> [DATA FOR THIS EXERCISE]
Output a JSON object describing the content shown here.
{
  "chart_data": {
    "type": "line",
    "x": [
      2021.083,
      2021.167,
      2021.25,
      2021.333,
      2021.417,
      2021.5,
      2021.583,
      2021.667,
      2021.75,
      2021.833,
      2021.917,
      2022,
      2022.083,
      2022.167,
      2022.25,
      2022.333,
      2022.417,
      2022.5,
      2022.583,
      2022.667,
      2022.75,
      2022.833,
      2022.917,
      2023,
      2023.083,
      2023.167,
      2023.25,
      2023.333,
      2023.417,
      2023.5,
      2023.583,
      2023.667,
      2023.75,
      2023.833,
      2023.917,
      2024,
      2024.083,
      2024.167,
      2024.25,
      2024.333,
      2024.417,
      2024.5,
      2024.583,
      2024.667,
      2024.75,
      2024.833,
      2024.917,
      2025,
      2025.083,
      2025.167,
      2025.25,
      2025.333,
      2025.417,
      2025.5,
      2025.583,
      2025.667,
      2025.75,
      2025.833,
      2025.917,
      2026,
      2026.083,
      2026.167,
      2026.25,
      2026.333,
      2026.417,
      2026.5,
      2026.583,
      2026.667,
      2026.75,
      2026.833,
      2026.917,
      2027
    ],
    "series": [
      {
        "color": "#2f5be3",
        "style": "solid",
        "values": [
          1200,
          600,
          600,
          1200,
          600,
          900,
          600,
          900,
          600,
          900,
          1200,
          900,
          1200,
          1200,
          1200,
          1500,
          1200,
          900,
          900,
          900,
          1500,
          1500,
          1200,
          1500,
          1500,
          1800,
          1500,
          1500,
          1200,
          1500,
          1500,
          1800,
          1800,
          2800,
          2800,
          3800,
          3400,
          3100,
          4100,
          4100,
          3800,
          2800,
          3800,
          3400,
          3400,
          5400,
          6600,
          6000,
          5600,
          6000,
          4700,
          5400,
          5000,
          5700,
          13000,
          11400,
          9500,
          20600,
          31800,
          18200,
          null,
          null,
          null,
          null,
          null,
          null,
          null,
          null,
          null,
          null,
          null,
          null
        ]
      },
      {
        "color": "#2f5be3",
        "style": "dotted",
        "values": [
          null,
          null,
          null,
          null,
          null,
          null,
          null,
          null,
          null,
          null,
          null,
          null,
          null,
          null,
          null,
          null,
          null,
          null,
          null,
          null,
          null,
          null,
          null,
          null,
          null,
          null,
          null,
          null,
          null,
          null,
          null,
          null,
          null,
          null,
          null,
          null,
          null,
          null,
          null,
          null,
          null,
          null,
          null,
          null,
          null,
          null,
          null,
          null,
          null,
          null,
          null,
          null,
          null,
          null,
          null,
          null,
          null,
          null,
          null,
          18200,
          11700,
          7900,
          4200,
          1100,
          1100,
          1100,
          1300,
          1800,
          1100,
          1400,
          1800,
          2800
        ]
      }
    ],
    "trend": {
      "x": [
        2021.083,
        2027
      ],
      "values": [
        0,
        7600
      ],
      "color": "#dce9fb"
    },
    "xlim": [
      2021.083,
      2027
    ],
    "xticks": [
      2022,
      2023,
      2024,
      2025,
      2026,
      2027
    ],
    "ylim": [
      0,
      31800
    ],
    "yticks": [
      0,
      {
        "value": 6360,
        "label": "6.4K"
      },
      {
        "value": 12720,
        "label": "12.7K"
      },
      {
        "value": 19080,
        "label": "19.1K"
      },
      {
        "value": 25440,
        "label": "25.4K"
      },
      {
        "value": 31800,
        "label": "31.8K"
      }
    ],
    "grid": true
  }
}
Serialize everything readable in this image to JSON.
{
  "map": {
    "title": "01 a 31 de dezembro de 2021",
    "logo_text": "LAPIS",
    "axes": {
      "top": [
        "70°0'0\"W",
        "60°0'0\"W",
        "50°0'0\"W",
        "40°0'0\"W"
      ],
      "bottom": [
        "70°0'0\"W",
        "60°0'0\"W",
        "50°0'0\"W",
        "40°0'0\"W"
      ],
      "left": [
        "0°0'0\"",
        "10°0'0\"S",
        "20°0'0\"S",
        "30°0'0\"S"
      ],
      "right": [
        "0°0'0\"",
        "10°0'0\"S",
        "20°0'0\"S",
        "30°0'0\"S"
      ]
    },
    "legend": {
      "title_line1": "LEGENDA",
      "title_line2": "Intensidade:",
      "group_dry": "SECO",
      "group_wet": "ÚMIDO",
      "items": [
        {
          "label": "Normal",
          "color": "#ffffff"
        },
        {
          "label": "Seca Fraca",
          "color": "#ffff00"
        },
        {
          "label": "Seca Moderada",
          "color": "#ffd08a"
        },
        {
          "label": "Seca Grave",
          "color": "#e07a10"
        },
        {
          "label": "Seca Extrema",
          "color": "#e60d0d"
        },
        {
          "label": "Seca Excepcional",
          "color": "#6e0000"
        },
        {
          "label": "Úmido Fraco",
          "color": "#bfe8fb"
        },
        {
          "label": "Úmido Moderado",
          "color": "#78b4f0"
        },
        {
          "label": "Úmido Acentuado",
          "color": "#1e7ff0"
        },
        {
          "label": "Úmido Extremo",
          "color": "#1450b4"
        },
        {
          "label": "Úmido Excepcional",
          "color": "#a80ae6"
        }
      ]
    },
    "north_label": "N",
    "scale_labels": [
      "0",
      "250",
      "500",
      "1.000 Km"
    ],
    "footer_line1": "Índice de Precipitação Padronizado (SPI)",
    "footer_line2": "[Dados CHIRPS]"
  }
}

--

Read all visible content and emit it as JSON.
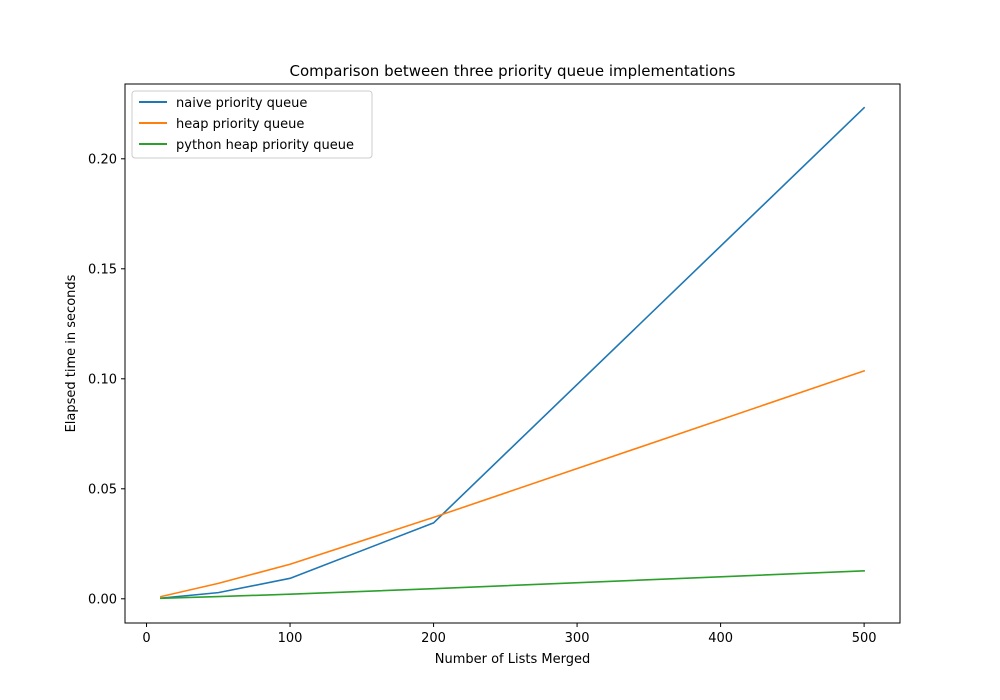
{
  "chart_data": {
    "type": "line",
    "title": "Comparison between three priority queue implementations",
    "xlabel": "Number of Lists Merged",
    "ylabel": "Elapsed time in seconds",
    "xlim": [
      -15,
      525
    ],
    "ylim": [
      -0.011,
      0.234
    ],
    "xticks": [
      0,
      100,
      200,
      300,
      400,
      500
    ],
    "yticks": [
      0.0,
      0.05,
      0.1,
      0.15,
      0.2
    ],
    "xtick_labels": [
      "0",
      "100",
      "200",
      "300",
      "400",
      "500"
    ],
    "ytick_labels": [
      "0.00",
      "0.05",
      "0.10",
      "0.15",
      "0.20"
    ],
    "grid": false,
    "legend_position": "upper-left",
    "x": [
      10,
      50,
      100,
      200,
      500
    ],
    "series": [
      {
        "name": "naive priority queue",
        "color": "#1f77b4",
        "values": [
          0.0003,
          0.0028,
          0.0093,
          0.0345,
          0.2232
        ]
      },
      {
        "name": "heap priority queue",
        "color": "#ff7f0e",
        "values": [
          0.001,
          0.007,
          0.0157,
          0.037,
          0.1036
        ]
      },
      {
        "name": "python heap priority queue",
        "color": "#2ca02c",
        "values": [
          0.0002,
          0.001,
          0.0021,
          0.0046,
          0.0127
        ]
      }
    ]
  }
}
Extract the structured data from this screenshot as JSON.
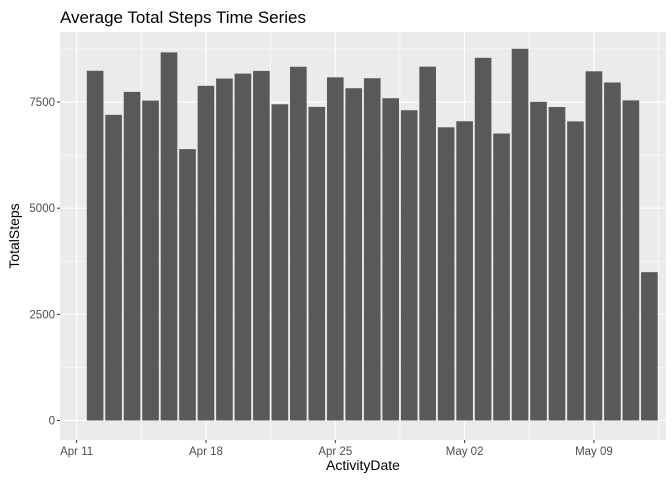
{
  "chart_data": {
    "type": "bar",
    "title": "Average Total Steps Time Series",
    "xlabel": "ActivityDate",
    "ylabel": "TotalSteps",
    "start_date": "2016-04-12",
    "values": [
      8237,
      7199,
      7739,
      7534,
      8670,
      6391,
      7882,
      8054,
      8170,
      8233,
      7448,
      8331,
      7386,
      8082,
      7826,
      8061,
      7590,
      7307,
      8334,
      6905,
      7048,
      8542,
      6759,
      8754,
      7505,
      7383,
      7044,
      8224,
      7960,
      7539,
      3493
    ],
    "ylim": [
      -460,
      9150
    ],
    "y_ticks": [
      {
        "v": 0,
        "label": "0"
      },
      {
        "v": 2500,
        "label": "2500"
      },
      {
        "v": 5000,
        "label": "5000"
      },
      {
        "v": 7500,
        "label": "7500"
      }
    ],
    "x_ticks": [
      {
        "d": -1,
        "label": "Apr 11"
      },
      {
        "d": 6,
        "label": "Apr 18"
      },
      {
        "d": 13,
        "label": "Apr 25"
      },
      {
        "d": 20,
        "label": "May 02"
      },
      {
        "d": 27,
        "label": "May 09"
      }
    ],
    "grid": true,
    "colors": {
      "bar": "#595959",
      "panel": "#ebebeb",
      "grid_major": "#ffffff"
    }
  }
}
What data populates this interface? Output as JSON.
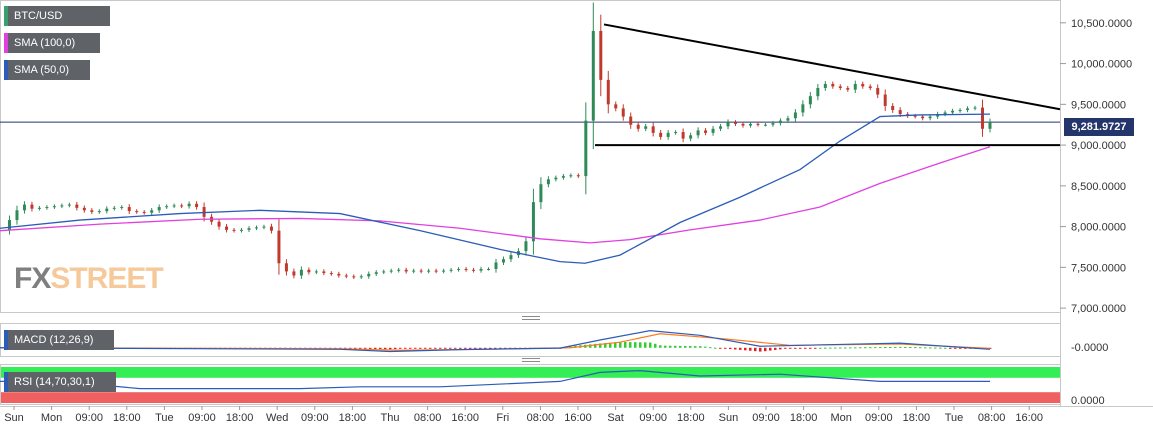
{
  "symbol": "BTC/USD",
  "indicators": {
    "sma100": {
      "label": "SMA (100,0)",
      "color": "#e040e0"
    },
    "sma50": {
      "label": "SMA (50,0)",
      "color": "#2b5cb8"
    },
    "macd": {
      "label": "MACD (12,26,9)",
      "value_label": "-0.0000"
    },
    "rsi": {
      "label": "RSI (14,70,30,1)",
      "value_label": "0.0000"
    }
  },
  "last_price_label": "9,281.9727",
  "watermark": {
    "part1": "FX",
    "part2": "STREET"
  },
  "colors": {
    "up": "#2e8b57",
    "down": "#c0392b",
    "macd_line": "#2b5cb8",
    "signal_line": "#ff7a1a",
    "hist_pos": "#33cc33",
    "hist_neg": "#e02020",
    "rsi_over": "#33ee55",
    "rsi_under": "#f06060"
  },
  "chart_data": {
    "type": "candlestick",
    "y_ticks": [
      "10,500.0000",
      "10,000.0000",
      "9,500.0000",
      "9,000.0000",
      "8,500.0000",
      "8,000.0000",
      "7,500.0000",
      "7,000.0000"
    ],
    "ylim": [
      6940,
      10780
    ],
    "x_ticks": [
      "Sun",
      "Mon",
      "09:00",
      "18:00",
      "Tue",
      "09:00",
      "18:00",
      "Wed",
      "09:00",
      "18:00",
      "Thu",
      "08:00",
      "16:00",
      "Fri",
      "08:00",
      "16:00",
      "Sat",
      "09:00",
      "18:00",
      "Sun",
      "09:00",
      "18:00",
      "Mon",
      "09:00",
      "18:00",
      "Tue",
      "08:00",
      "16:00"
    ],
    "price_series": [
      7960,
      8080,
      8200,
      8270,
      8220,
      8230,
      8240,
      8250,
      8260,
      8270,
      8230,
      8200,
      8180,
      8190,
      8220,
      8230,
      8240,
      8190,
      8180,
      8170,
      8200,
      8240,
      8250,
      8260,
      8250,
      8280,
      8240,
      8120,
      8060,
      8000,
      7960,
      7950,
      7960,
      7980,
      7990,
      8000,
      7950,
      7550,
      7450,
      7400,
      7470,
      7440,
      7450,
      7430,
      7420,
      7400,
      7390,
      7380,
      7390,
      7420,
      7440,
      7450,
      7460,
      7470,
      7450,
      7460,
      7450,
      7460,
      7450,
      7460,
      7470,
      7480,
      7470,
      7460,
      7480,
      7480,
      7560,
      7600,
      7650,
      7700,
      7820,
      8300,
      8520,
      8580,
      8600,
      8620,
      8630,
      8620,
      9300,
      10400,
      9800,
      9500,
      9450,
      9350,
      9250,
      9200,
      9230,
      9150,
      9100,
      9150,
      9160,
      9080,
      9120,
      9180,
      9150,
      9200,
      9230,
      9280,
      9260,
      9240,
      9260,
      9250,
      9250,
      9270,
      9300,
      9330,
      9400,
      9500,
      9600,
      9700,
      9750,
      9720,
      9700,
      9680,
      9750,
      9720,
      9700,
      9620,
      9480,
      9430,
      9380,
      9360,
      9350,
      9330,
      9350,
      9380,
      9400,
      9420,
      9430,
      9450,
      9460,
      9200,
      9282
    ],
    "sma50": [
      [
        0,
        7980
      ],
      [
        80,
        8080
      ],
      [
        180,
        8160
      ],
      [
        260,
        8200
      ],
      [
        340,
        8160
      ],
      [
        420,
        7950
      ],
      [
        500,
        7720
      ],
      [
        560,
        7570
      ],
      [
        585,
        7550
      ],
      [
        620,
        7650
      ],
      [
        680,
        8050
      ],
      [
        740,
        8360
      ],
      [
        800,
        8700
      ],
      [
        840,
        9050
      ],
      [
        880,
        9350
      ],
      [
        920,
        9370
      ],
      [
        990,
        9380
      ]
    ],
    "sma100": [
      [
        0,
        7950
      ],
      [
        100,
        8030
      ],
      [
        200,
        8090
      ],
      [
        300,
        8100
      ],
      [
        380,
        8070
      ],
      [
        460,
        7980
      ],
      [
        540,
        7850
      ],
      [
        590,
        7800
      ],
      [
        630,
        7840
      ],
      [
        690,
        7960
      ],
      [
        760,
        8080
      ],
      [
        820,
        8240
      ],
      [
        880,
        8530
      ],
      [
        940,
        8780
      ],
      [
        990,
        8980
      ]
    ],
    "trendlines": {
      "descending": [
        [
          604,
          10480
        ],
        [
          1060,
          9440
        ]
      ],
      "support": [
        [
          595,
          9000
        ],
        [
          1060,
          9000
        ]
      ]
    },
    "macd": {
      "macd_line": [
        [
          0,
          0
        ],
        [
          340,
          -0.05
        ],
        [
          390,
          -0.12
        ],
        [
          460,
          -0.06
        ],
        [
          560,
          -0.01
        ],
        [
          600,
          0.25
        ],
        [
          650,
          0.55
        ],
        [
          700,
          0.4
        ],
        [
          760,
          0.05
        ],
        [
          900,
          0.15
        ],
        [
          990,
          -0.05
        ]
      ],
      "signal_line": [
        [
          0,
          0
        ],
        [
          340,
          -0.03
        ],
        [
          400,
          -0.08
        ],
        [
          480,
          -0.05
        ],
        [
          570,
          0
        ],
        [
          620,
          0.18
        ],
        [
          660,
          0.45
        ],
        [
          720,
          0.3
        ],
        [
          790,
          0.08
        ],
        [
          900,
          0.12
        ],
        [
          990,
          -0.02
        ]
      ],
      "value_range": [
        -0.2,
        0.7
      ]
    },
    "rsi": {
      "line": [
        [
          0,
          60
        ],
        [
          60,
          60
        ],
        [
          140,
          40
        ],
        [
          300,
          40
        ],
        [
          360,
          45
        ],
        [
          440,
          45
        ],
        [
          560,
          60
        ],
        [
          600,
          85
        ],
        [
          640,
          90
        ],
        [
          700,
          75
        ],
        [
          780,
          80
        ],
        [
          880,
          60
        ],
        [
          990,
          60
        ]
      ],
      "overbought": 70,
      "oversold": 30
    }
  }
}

==

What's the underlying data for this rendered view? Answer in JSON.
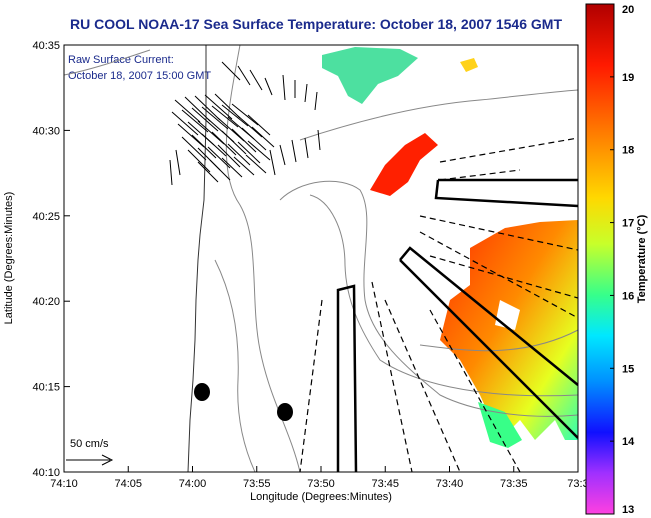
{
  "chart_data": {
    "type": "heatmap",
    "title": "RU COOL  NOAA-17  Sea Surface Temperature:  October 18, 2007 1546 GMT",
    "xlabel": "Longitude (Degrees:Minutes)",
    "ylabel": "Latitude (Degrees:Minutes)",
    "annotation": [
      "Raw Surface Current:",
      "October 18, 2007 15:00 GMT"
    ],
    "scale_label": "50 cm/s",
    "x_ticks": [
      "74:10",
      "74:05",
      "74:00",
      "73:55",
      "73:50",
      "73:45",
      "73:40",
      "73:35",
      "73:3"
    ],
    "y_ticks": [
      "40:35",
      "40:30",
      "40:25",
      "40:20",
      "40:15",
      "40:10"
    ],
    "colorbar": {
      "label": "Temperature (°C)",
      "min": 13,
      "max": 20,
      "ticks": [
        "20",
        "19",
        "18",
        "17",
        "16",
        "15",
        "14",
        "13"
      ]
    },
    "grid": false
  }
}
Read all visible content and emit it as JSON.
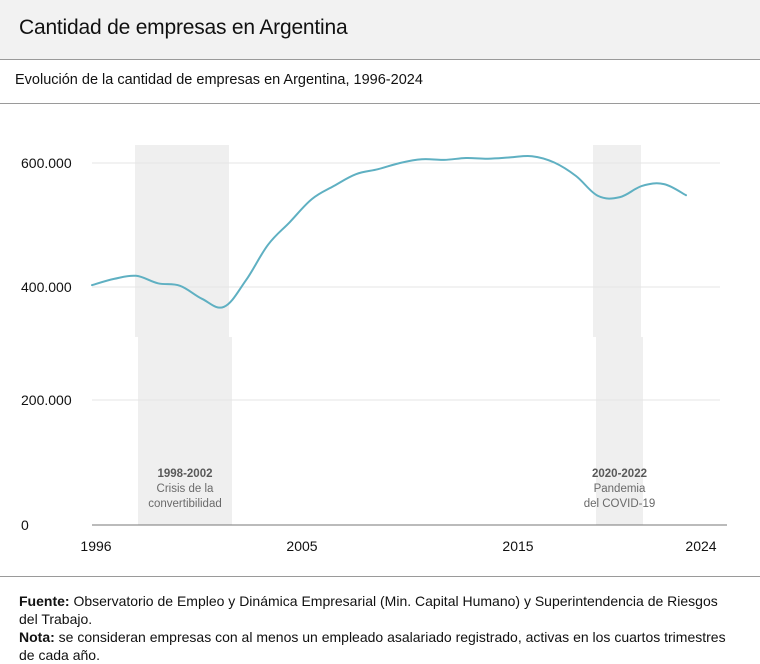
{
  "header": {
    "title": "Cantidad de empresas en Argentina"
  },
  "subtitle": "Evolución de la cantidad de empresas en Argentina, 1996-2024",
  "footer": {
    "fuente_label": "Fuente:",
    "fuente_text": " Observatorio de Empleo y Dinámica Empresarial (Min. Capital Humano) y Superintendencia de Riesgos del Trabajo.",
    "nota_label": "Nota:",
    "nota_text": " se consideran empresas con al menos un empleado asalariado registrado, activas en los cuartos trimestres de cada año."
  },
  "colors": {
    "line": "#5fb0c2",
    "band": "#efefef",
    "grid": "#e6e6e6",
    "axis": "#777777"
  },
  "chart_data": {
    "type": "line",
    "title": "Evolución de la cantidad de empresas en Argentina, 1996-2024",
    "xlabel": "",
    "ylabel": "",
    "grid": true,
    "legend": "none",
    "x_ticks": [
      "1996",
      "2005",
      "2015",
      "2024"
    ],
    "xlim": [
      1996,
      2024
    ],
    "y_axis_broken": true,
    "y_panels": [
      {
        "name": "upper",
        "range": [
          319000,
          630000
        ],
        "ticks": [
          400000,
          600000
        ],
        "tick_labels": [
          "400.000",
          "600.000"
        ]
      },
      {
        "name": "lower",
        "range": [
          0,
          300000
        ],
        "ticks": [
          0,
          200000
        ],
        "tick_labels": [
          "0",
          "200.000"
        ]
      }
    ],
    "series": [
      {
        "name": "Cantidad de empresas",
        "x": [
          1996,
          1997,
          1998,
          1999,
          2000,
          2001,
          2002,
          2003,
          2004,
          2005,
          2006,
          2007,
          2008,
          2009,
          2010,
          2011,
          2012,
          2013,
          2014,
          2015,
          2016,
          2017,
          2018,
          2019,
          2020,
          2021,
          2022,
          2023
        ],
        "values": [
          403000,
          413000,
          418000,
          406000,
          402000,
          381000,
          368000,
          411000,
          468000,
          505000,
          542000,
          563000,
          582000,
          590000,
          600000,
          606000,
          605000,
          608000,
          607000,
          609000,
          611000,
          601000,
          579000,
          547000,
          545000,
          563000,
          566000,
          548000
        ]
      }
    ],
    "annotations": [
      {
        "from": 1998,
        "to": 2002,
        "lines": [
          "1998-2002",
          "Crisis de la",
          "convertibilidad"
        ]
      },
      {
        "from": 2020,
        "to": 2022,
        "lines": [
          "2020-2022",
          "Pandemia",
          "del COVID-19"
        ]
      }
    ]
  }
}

> [SET EXERCISE]
Using the listing above, list every line in which the string "Output" occurs.

> [EXERCISE SOLUTION]
Output a JSON object describing the content shown here.
What data populates this interface? Output as JSON.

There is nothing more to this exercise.